- PROMPT
Restate the records below word for word.

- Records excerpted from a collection
______________________________

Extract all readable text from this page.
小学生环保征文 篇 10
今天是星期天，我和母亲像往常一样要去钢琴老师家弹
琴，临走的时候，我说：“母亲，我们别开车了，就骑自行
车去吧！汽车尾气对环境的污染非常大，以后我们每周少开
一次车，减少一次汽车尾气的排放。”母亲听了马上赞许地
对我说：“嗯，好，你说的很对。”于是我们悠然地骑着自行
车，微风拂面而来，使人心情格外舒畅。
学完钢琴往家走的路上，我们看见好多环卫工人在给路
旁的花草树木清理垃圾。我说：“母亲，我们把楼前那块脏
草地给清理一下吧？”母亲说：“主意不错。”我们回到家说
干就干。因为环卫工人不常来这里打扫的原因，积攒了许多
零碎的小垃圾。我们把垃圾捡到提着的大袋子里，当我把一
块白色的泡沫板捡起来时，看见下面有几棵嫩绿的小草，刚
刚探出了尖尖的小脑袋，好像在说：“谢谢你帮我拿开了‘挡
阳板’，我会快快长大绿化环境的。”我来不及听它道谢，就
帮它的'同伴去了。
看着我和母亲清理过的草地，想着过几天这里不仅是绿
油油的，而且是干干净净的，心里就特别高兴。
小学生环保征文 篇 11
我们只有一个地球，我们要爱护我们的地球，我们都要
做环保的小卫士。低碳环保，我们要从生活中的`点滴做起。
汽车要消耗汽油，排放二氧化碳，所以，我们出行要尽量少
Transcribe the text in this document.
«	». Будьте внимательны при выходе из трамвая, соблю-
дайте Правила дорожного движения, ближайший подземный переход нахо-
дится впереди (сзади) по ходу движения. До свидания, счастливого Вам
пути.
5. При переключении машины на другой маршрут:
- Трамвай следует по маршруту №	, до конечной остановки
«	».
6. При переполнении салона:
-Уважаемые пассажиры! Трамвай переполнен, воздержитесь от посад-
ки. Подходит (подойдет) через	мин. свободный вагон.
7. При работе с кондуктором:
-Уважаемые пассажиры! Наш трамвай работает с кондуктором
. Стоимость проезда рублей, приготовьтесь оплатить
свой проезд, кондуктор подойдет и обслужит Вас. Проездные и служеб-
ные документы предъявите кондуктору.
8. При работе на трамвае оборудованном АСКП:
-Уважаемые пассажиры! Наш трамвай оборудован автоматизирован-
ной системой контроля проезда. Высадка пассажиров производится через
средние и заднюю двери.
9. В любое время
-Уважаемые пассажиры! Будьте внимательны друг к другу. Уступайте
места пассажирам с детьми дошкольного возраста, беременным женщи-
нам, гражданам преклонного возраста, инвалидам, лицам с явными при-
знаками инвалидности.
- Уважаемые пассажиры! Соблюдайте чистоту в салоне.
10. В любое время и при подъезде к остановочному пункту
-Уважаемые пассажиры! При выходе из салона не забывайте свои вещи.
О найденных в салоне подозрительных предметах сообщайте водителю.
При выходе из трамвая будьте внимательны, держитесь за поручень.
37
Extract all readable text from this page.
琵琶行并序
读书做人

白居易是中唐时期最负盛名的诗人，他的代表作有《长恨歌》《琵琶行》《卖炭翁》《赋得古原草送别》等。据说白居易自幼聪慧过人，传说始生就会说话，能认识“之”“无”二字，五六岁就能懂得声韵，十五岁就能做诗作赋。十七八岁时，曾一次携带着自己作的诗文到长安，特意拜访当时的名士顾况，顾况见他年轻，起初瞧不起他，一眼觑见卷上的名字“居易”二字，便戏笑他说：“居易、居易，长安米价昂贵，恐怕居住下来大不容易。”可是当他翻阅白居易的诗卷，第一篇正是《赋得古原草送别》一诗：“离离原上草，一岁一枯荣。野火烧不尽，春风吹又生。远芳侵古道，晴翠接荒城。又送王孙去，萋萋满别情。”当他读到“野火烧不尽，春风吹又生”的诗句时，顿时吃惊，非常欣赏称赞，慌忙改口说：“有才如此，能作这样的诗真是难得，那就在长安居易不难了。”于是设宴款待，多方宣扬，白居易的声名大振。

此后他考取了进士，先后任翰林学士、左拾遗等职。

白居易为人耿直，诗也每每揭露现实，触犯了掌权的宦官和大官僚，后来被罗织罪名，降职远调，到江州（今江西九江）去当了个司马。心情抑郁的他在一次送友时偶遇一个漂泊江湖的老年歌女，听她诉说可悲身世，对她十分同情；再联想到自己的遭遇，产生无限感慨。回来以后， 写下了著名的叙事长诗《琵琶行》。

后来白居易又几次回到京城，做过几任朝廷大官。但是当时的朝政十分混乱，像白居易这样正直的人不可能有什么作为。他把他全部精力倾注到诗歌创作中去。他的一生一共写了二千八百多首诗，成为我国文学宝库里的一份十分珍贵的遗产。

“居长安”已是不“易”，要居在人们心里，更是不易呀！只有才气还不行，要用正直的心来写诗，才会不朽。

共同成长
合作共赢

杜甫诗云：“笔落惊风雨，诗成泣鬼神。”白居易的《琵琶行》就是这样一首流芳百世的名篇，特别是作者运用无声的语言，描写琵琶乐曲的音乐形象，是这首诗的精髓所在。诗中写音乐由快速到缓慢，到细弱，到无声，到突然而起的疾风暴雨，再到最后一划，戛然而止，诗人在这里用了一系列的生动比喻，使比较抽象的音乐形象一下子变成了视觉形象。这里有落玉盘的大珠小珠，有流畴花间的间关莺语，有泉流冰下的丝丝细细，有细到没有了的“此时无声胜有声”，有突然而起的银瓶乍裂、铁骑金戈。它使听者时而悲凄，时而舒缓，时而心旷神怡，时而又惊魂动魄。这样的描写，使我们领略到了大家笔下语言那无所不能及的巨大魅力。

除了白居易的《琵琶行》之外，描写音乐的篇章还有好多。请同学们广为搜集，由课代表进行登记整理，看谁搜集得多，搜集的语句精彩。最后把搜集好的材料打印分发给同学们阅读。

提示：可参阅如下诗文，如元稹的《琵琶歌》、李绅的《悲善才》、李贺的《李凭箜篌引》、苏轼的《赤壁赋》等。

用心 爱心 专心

______________________________

- SOLUTION FOR THIS TASK
Extract all readable text from this page.
小学生环保征文 篇 10
今天是星期天，我和母亲像往常一样要去钢琴老师家弹
琴，临走的时候，我说：“母亲，我们别开车了，就骑自行
车去吧！汽车尾气对环境的污染非常大，以后我们每周少开
一次车，减少一次汽车尾气的排放。”母亲听了马上赞许地
对我说：“嗯，好，你说的很对。”于是我们悠然地骑着自行
车，微风拂面而来，使人心情格外舒畅。
学完钢琴往家走的路上，我们看见好多环卫工人在给路
旁的花草树木清理垃圾。我说：“母亲，我们把楼前那块脏
草地给清理一下吧？”母亲说：“主意不错。”我们回到家说
干就干。因为环卫工人不常来这里打扫的原因，积攒了许多
零碎的小垃圾。我们把垃圾捡到提着的大袋子里，当我把一
块白色的泡沫板捡起来时，看见下面有几棵嫩绿的小草，刚
刚探出了尖尖的小脑袋，好像在说：“谢谢你帮我拿开了‘挡
阳板’，我会快快长大绿化环境的。”我来不及听它道谢，就
帮它的'同伴去了。
看着我和母亲清理过的草地，想着过几天这里不仅是绿
油油的，而且是干干净净的，心里就特别高兴。
小学生环保征文 篇 11
我们只有一个地球，我们要爱护我们的地球，我们都要
做环保的小卫士。低碳环保，我们要从生活中的`点滴做起。
汽车要消耗汽油，排放二氧化碳，所以，我们出行要尽量少
Transcribe the text in this document.
«	». Будьте внимательны при выходе из трамвая, соблю-
дайте Правила дорожного движения, ближайший подземный переход нахо-
дится впереди (сзади) по ходу движения. До свидания, счастливого Вам
пути.
5. При переключении машины на другой маршрут:
- Трамвай следует по маршруту №	, до конечной остановки
«	».
6. При переполнении салона:
-Уважаемые пассажиры! Трамвай переполнен, воздержитесь от посад-
ки. Подходит (подойдет) через	мин. свободный вагон.
7. При работе с кондуктором:
-Уважаемые пассажиры! Наш трамвай работает с кондуктором
. Стоимость проезда рублей, приготовьтесь оплатить
свой проезд, кондуктор подойдет и обслужит Вас. Проездные и служеб-
ные документы предъявите кондуктору.
8. При работе на трамвае оборудованном АСКП:
-Уважаемые пассажиры! Наш трамвай оборудован автоматизирован-
ной системой контроля проезда. Высадка пассажиров производится через
средние и заднюю двери.
9. В любое время
-Уважаемые пассажиры! Будьте внимательны друг к другу. Уступайте
места пассажирам с детьми дошкольного возраста, беременным женщи-
нам, гражданам преклонного возраста, инвалидам, лицам с явными при-
знаками инвалидности.
- Уважаемые пассажиры! Соблюдайте чистоту в салоне.
10. В любое время и при подъезде к остановочному пункту
-Уважаемые пассажиры! При выходе из салона не забывайте свои вещи.
О найденных в салоне подозрительных предметах сообщайте водителю.
При выходе из трамвая будьте внимательны, держитесь за поручень.
37
Extract all readable text from this page.
琵琶行并序
读书做人

白居易是中唐时期最负盛名的诗人，他的代表作有《长恨歌》《琵琶行》《卖炭翁》《赋得古原草送别》等。据说白居易自幼聪慧过人，传说始生就会说话，能认识“之”“无”二字，五六岁就能懂得声韵，十五岁就能做诗作赋。十七八岁时，曾一次携带着自己作的诗文到长安，特意拜访当时的名士顾况，顾况见他年轻，起初瞧不起他，一眼觑见卷上的名字“居易”二字，便戏笑他说：“居易、居易，长安米价昂贵，恐怕居住下来大不容易。”可是当他翻阅白居易的诗卷，第一篇正是《赋得古原草送别》一诗：“离离原上草，一岁一枯荣。野火烧不尽，春风吹又生。远芳侵古道，晴翠接荒城。又送王孙去，萋萋满别情。”当他读到“野火烧不尽，春风吹又生”的诗句时，顿时吃惊，非常欣赏称赞，慌忙改口说：“有才如此，能作这样的诗真是难得，那就在长安居易不难了。”于是设宴款待，多方宣扬，白居易的声名大振。

此后他考取了进士，先后任翰林学士、左拾遗等职。

白居易为人耿直，诗也每每揭露现实，触犯了掌权的宦官和大官僚，后来被罗织罪名，降职远调，到江州（今江西九江）去当了个司马。心情抑郁的他在一次送友时偶遇一个漂泊江湖的老年歌女，听她诉说可悲身世，对她十分同情；再联想到自己的遭遇，产生无限感慨。回来以后， 写下了著名的叙事长诗《琵琶行》。

后来白居易又几次回到京城，做过几任朝廷大官。但是当时的朝政十分混乱，像白居易这样正直的人不可能有什么作为。他把他全部精力倾注到诗歌创作中去。他的一生一共写了二千八百多首诗，成为我国文学宝库里的一份十分珍贵的遗产。

“居长安”已是不“易”，要居在人们心里，更是不易呀！只有才气还不行，要用正直的心来写诗，才会不朽。

共同成长
合作共赢

杜甫诗云：“笔落惊风雨，诗成泣鬼神。”白居易的《琵琶行》就是这样一首流芳百世的名篇，特别是作者运用无声的语言，描写琵琶乐曲的音乐形象，是这首诗的精髓所在。诗中写音乐由快速到缓慢，到细弱，到无声，到突然而起的疾风暴雨，再到最后一划，戛然而止，诗人在这里用了一系列的生动比喻，使比较抽象的音乐形象一下子变成了视觉形象。这里有落玉盘的大珠小珠，有流畴花间的间关莺语，有泉流冰下的丝丝细细，有细到没有了的“此时无声胜有声”，有突然而起的银瓶乍裂、铁骑金戈。它使听者时而悲凄，时而舒缓，时而心旷神怡，时而又惊魂动魄。这样的描写，使我们领略到了大家笔下语言那无所不能及的巨大魅力。

除了白居易的《琵琶行》之外，描写音乐的篇章还有好多。请同学们广为搜集，由课代表进行登记整理，看谁搜集得多，搜集的语句精彩。最后把搜集好的材料打印分发给同学们阅读。

提示：可参阅如下诗文，如元稹的《琵琶歌》、李绅的《悲善才》、李贺的《李凭箜篌引》、苏轼的《赤壁赋》等。

用心 爱心 专心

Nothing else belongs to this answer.